Problem to solve:
Look for the string "CuCl₂" in the lines and copy each line that has it.

Dataset records:
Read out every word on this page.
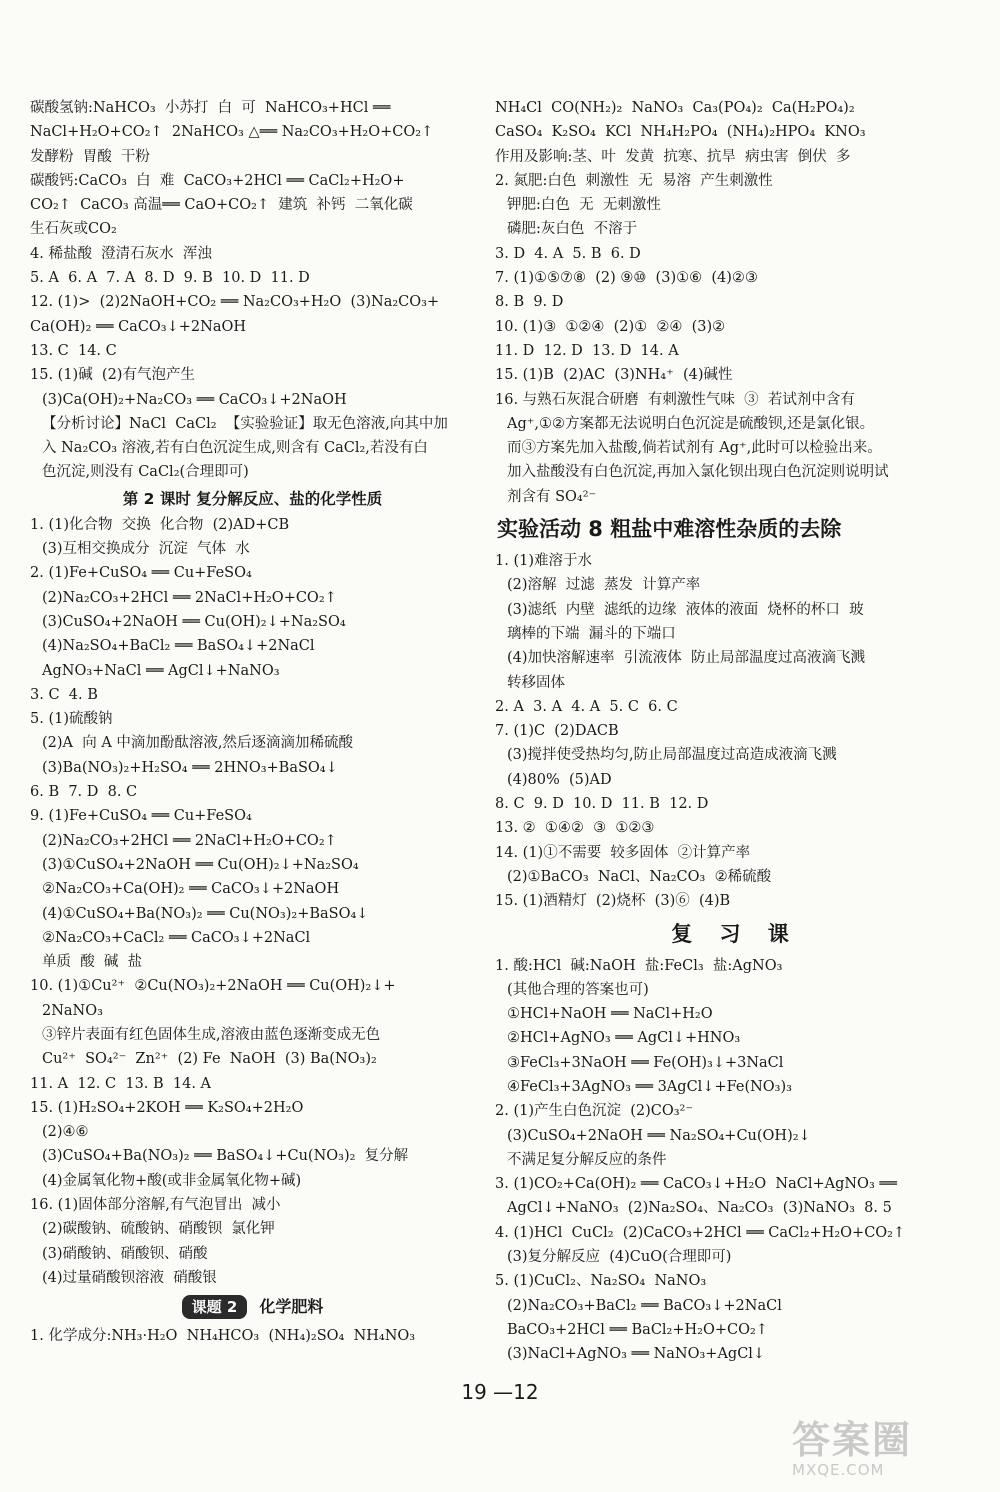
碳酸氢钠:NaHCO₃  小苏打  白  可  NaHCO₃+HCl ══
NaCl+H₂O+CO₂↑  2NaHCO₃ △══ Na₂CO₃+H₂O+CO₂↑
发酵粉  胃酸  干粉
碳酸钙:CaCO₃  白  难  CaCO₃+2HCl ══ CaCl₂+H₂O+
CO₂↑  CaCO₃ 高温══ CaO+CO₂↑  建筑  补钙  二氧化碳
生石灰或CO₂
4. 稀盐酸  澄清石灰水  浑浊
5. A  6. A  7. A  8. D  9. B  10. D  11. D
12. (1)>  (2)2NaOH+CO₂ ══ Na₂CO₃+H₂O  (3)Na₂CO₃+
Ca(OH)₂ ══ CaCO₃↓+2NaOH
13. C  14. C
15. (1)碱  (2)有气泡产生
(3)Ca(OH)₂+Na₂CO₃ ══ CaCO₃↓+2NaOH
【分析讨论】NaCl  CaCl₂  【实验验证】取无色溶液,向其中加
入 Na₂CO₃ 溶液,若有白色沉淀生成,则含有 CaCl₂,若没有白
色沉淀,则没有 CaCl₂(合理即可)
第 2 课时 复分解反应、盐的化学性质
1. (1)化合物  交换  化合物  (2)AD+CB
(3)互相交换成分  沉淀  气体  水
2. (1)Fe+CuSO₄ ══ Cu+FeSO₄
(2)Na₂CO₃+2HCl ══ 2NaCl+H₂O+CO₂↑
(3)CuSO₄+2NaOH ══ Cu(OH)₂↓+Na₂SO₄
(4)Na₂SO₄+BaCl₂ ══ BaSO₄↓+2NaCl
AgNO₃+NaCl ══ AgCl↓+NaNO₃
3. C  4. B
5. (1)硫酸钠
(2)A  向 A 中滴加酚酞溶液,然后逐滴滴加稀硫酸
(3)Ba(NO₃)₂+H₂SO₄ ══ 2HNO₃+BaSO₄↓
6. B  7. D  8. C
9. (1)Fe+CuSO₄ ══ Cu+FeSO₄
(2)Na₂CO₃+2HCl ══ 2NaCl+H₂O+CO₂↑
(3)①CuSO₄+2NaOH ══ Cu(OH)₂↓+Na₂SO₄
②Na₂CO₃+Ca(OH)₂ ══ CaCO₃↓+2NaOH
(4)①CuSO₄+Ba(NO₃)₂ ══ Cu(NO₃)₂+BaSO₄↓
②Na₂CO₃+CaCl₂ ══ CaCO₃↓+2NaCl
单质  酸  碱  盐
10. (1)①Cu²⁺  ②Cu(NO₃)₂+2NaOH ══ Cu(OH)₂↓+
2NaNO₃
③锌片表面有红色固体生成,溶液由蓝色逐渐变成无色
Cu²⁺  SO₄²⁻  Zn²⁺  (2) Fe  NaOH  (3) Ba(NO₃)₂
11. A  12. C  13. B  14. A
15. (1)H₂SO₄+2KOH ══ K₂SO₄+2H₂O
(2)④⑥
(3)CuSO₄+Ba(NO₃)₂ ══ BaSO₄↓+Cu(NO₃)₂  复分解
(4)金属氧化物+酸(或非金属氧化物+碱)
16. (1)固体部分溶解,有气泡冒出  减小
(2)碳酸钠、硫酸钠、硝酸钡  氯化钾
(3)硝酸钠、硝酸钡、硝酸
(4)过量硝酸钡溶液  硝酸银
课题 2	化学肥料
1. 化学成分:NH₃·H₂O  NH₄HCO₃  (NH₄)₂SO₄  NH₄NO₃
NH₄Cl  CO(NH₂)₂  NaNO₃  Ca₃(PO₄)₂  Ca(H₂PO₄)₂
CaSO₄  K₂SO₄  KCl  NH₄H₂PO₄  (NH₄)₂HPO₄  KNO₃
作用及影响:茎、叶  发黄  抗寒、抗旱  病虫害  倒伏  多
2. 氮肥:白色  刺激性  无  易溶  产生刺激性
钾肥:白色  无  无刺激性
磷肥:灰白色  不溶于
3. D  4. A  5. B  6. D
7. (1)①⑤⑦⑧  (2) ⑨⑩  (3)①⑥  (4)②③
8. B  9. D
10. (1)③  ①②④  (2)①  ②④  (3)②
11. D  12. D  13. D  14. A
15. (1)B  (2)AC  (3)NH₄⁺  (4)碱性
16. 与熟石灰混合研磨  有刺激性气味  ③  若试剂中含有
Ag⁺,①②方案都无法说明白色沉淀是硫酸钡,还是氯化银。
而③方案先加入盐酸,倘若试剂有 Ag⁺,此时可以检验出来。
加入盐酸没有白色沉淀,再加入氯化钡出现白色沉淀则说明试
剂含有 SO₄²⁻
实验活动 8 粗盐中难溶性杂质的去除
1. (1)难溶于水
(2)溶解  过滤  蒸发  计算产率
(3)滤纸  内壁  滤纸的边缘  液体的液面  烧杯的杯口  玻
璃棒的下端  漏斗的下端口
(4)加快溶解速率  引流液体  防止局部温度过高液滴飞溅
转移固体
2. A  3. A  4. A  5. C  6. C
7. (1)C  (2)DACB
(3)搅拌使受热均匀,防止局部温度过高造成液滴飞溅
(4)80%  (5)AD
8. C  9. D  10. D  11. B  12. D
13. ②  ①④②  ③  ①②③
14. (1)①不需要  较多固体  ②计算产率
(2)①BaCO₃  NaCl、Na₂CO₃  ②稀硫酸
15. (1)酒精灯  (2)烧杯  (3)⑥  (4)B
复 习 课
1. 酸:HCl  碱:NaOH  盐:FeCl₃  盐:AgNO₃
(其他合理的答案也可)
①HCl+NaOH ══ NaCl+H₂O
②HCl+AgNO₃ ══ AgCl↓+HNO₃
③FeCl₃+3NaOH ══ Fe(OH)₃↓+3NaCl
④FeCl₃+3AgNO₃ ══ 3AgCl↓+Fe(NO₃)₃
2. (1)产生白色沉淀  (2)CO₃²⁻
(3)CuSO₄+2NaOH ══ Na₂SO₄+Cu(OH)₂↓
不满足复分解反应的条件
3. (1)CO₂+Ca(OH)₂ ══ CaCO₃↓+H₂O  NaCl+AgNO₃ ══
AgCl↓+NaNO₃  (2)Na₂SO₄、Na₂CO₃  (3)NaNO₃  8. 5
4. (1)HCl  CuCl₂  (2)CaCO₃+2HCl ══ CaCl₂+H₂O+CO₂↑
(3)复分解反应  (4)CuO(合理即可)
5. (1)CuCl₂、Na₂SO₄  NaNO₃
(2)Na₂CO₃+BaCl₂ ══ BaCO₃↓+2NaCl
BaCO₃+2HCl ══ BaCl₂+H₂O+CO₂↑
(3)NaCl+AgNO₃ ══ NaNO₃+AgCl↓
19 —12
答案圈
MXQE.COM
--
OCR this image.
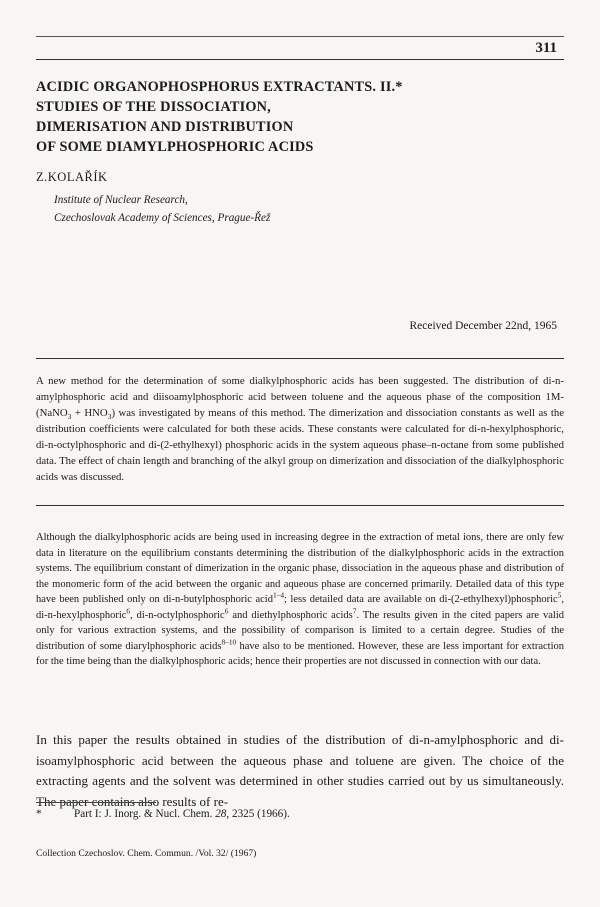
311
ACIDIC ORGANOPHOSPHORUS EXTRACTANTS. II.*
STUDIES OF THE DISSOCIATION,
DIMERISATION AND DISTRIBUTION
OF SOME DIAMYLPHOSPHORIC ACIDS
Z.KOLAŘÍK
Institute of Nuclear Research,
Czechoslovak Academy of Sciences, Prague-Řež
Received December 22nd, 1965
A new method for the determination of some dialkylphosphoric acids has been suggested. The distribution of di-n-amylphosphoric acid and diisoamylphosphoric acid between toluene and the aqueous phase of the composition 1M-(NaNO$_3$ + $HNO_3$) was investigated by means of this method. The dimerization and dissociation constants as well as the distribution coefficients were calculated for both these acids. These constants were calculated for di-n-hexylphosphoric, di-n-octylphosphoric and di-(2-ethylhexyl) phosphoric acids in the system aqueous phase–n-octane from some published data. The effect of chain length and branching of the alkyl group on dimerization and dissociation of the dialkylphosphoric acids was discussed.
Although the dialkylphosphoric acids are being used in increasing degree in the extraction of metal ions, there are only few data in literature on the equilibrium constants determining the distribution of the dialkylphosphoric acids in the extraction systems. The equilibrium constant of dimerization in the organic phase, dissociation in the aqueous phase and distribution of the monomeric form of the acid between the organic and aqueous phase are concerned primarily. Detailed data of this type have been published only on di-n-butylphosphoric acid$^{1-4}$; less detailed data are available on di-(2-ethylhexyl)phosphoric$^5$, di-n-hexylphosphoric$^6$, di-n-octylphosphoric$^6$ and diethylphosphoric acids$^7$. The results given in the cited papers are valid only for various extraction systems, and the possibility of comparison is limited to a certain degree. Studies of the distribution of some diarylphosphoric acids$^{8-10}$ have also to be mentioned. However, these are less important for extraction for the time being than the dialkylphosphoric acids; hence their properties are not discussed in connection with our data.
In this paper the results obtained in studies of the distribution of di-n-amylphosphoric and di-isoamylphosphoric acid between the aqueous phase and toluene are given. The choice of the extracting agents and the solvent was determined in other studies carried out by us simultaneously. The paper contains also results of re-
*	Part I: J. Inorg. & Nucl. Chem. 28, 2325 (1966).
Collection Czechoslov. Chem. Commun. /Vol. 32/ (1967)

Written answer:
4. (1)HCl  CuCl₂  (2)CaCO₃+2HCl ══ CaCl₂+H₂O+CO₂↑
5. (1)CuCl₂、Na₂SO₄  NaNO₃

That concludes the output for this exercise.